Draw out every line with the word "Sandbox" from the listing below.

[Stored dataset items]
━━━━━━━━━━━━━━━━━━━━━━━━━━━━━━
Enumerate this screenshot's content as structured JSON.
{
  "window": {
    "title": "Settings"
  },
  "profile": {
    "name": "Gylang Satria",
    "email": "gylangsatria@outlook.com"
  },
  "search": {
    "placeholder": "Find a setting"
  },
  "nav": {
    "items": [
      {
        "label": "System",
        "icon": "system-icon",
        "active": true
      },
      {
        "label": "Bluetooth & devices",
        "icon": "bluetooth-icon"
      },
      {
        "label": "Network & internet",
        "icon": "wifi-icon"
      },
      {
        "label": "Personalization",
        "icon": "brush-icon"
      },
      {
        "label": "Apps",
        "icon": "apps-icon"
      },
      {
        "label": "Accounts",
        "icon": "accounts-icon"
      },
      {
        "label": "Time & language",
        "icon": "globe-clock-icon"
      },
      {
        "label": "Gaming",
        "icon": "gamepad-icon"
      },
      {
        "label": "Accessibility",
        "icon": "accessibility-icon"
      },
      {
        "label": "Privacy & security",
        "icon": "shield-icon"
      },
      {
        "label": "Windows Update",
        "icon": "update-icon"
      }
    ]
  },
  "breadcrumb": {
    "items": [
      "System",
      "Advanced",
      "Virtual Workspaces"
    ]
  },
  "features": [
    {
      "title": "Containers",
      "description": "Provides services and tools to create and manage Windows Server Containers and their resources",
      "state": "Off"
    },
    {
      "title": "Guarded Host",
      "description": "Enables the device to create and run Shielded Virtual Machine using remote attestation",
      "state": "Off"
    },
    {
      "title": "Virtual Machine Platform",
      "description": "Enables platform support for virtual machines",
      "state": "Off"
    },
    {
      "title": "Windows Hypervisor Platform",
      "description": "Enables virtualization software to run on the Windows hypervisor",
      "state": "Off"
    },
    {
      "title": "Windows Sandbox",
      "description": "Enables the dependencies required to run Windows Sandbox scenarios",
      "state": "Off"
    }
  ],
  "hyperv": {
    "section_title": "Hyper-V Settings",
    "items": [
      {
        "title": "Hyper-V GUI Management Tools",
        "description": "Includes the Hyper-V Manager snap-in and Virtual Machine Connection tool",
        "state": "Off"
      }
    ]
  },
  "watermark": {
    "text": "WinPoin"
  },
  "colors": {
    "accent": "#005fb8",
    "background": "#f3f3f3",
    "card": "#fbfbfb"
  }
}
━━━━━━━━━━━━━━━━━━━━━━━━━━━━━━
» **Output below**
      "title": "Windows Sandbox",
      "description": "Enables the dependencies required to run Windows Sandbox scenarios",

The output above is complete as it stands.